DIRECTIONS FOR THIS TASK: Verbatim output of all the material below is required.

Items listed in a dataset:

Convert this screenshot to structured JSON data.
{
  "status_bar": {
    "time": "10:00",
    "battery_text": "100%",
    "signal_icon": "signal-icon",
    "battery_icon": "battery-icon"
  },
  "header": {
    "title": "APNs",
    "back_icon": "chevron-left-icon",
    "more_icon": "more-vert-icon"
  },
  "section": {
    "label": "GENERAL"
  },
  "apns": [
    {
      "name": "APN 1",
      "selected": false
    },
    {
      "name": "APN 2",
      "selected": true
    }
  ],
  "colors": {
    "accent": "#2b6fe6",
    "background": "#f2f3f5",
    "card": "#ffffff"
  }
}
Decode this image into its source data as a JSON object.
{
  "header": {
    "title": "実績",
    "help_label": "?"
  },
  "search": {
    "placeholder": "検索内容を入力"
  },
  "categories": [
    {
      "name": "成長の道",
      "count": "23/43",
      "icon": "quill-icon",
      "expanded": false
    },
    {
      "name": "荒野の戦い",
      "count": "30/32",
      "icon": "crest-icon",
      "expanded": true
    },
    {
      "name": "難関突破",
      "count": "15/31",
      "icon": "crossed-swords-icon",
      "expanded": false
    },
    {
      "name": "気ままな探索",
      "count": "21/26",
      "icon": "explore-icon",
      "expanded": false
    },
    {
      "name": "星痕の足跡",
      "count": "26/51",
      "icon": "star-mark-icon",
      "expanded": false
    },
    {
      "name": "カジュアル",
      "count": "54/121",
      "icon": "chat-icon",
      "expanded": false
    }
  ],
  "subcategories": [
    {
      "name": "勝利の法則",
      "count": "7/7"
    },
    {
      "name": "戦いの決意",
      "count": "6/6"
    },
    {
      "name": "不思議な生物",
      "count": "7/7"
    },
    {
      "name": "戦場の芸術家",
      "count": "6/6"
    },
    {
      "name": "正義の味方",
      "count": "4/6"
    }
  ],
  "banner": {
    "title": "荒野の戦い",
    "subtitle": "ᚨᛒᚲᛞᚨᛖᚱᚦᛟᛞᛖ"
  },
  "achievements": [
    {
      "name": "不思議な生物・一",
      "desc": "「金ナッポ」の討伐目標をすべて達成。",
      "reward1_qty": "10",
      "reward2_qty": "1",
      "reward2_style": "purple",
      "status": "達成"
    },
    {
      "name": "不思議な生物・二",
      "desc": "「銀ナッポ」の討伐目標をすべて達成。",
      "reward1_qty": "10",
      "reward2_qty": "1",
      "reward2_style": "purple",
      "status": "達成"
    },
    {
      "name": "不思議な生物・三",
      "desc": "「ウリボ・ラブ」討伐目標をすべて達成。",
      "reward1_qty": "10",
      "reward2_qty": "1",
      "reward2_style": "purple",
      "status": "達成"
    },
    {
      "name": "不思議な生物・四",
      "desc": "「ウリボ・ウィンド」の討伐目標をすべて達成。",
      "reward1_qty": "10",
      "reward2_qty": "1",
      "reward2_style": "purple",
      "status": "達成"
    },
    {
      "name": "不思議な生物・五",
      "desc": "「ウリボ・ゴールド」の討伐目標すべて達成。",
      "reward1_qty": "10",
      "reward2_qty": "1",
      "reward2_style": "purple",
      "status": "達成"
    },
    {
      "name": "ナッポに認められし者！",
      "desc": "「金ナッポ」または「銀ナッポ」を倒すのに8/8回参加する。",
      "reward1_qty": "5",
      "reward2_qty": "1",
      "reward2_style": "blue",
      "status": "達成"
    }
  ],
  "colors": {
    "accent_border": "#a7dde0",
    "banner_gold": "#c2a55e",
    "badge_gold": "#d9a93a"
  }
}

THE OUTPUT:
Convert this screenshot to structured JSON data.
{
  "status_bar": {
    "time": "10:00",
    "battery_text": "100%",
    "signal_icon": "signal-icon",
    "battery_icon": "battery-icon"
  },
  "header": {
    "title": "APNs",
    "back_icon": "chevron-left-icon",
    "more_icon": "more-vert-icon"
  },
  "section": {
    "label": "GENERAL"
  },
  "apns": [
    {
      "name": "APN 1",
      "selected": false
    },
    {
      "name": "APN 2",
      "selected": true
    }
  ],
  "colors": {
    "accent": "#2b6fe6",
    "background": "#f2f3f5",
    "card": "#ffffff"
  }
}
Decode this image into its source data as a JSON object.
{
  "header": {
    "title": "実績",
    "help_label": "?"
  },
  "search": {
    "placeholder": "検索内容を入力"
  },
  "categories": [
    {
      "name": "成長の道",
      "count": "23/43",
      "icon": "quill-icon",
      "expanded": false
    },
    {
      "name": "荒野の戦い",
      "count": "30/32",
      "icon": "crest-icon",
      "expanded": true
    },
    {
      "name": "難関突破",
      "count": "15/31",
      "icon": "crossed-swords-icon",
      "expanded": false
    },
    {
      "name": "気ままな探索",
      "count": "21/26",
      "icon": "explore-icon",
      "expanded": false
    },
    {
      "name": "星痕の足跡",
      "count": "26/51",
      "icon": "star-mark-icon",
      "expanded": false
    },
    {
      "name": "カジュアル",
      "count": "54/121",
      "icon": "chat-icon",
      "expanded": false
    }
  ],
  "subcategories": [
    {
      "name": "勝利の法則",
      "count": "7/7"
    },
    {
      "name": "戦いの決意",
      "count": "6/6"
    },
    {
      "name": "不思議な生物",
      "count": "7/7"
    },
    {
      "name": "戦場の芸術家",
      "count": "6/6"
    },
    {
      "name": "正義の味方",
      "count": "4/6"
    }
  ],
  "banner": {
    "title": "荒野の戦い",
    "subtitle": "ᚨᛒᚲᛞᚨᛖᚱᚦᛟᛞᛖ"
  },
  "achievements": [
    {
      "name": "不思議な生物・一",
      "desc": "「金ナッポ」の討伐目標をすべて達成。",
      "reward1_qty": "10",
      "reward2_qty": "1",
      "reward2_style": "purple",
      "status": "達成"
    },
    {
      "name": "不思議な生物・二",
      "desc": "「銀ナッポ」の討伐目標をすべて達成。",
      "reward1_qty": "10",
      "reward2_qty": "1",
      "reward2_style": "purple",
      "status": "達成"
    },
    {
      "name": "不思議な生物・三",
      "desc": "「ウリボ・ラブ」討伐目標をすべて達成。",
      "reward1_qty": "10",
      "reward2_qty": "1",
      "reward2_style": "purple",
      "status": "達成"
    },
    {
      "name": "不思議な生物・四",
      "desc": "「ウリボ・ウィンド」の討伐目標をすべて達成。",
      "reward1_qty": "10",
      "reward2_qty": "1",
      "reward2_style": "purple",
      "status": "達成"
    },
    {
      "name": "不思議な生物・五",
      "desc": "「ウリボ・ゴールド」の討伐目標すべて達成。",
      "reward1_qty": "10",
      "reward2_qty": "1",
      "reward2_style": "purple",
      "status": "達成"
    },
    {
      "name": "ナッポに認められし者！",
      "desc": "「金ナッポ」または「銀ナッポ」を倒すのに8/8回参加する。",
      "reward1_qty": "5",
      "reward2_qty": "1",
      "reward2_style": "blue",
      "status": "達成"
    }
  ],
  "colors": {
    "accent_border": "#a7dde0",
    "banner_gold": "#c2a55e",
    "badge_gold": "#d9a93a"
  }
}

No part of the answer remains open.